[start]
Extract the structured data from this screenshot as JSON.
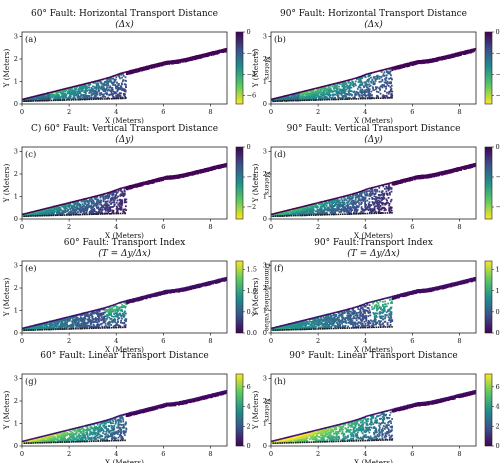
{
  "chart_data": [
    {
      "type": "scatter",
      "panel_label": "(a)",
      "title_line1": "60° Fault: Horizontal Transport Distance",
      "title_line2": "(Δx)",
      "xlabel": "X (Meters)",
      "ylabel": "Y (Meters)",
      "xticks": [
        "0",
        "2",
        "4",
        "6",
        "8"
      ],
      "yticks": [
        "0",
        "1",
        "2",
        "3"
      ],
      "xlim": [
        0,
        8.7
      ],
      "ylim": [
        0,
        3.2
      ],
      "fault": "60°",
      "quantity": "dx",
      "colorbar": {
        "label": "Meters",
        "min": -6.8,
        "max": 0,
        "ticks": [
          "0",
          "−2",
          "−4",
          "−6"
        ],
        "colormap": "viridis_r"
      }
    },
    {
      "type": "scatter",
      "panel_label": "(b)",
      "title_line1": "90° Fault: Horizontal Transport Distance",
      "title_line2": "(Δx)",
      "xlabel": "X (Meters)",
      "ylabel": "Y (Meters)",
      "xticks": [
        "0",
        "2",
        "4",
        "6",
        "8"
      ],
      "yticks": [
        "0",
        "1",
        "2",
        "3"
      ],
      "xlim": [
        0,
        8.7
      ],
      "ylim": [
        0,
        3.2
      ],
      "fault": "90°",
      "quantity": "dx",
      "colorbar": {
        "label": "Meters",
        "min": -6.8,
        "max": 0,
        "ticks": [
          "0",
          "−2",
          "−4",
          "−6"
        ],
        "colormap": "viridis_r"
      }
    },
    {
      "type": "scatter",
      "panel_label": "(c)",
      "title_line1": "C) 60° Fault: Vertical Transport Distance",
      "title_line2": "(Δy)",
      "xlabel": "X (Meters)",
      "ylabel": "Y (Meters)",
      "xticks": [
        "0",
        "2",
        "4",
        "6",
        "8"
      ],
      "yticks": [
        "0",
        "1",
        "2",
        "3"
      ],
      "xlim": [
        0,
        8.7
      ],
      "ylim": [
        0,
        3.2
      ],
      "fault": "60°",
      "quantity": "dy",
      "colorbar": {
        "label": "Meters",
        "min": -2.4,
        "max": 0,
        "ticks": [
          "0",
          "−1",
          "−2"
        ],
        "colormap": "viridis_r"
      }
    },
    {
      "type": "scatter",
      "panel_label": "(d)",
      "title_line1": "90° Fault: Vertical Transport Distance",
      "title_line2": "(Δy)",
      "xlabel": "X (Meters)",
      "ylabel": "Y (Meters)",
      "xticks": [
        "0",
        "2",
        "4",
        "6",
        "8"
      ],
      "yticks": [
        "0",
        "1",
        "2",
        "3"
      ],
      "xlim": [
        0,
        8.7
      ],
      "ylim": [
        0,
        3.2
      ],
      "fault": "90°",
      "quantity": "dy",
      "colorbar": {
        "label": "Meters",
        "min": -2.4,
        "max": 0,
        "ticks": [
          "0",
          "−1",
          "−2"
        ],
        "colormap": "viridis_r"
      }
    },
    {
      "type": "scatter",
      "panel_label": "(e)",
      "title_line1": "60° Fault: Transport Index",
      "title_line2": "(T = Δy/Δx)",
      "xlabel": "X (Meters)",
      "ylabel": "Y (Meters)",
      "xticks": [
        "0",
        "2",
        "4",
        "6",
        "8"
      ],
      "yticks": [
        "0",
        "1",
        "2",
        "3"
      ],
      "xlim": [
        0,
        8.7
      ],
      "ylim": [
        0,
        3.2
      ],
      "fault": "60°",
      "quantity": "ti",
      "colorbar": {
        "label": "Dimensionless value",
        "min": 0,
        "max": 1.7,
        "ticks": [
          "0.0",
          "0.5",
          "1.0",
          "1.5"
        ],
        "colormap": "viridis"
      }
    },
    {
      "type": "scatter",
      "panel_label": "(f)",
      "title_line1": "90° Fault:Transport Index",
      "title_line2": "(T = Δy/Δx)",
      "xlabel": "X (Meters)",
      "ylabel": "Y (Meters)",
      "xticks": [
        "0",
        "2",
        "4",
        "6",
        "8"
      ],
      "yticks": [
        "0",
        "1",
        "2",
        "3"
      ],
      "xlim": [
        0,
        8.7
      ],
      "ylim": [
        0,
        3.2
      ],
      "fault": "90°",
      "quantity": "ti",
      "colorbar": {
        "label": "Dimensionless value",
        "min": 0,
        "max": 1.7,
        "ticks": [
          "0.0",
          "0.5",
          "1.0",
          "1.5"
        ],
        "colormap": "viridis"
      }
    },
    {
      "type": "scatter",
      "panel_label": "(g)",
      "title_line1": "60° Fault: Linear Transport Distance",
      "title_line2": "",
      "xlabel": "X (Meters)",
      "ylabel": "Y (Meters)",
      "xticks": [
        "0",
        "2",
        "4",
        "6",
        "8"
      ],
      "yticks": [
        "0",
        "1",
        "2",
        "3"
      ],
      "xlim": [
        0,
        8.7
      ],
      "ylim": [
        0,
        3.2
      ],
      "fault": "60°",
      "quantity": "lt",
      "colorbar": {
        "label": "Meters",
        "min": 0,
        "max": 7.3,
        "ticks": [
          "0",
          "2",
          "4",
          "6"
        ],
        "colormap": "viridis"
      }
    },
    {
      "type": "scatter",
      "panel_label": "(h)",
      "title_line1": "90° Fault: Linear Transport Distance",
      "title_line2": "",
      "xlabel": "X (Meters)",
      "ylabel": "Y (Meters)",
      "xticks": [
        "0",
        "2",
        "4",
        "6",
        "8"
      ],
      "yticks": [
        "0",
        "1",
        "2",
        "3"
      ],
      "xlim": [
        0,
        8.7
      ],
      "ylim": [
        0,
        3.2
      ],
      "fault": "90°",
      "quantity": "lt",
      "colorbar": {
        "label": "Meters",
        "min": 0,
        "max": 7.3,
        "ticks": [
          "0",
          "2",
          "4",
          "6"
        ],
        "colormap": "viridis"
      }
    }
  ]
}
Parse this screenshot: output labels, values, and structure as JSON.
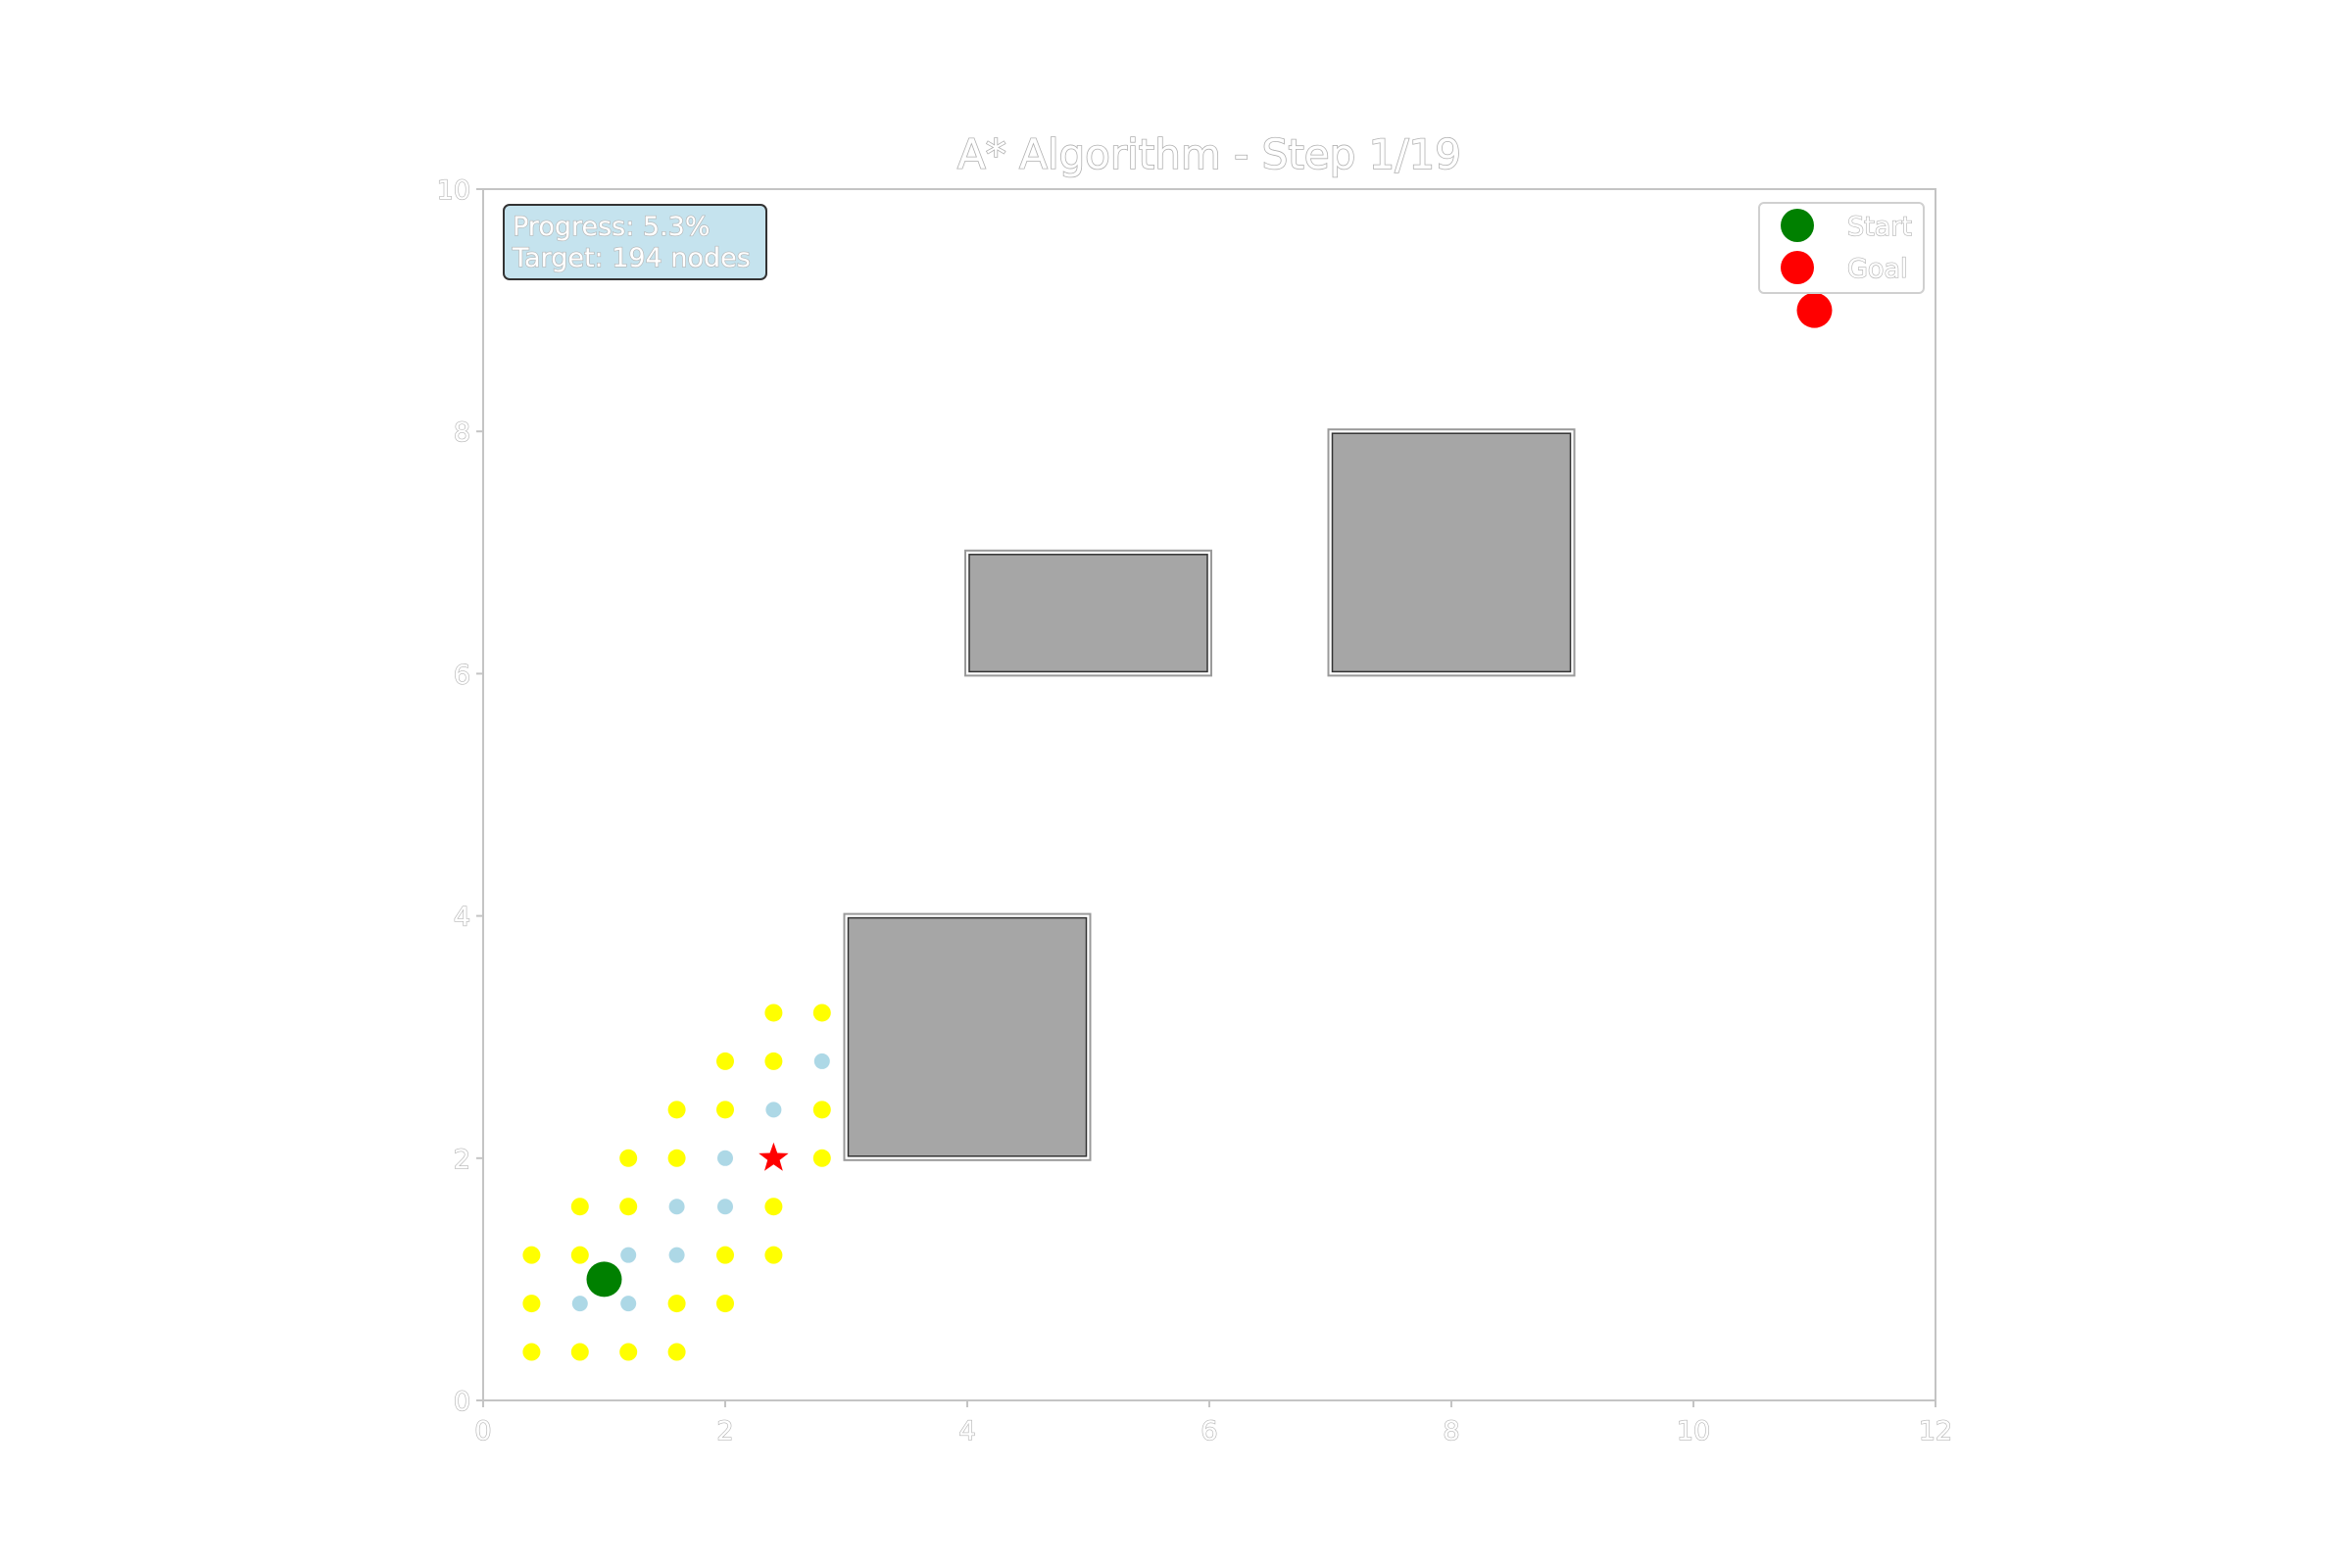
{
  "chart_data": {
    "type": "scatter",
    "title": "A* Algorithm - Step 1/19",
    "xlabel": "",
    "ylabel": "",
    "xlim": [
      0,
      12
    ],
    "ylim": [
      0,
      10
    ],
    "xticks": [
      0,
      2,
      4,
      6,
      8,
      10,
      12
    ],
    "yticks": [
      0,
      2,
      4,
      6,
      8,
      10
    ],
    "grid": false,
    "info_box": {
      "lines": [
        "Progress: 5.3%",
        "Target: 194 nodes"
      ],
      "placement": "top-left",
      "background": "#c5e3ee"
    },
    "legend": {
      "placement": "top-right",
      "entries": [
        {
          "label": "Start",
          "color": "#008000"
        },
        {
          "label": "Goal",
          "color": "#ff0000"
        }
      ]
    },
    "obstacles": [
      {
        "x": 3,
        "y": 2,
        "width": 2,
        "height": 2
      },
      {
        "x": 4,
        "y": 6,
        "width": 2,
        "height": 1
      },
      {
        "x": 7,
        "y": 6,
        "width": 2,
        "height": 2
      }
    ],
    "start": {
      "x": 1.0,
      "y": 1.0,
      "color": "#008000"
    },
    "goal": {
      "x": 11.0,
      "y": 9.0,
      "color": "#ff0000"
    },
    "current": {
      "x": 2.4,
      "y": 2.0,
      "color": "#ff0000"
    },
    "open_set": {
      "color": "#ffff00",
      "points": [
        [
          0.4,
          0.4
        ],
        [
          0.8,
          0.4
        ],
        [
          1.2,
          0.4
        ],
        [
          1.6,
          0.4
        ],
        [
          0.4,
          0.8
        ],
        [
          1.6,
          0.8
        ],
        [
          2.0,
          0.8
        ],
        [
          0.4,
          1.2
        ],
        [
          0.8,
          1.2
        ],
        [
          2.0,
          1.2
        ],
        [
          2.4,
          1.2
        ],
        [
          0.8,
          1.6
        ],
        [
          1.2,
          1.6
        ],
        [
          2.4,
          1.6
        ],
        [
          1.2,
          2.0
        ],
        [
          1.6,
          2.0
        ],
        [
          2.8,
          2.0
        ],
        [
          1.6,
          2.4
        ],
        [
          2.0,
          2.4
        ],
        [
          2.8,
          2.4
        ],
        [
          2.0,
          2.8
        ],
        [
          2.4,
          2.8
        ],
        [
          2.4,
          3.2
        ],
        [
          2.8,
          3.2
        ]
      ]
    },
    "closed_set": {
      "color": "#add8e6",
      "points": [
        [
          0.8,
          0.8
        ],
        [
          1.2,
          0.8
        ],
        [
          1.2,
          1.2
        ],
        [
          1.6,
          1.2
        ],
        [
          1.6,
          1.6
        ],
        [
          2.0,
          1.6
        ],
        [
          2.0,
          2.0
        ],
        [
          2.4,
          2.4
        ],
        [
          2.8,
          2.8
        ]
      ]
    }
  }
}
[end]
--- Requirement ---
Count how many lines contain "Linear" and give only that count.

--- The reply ---
2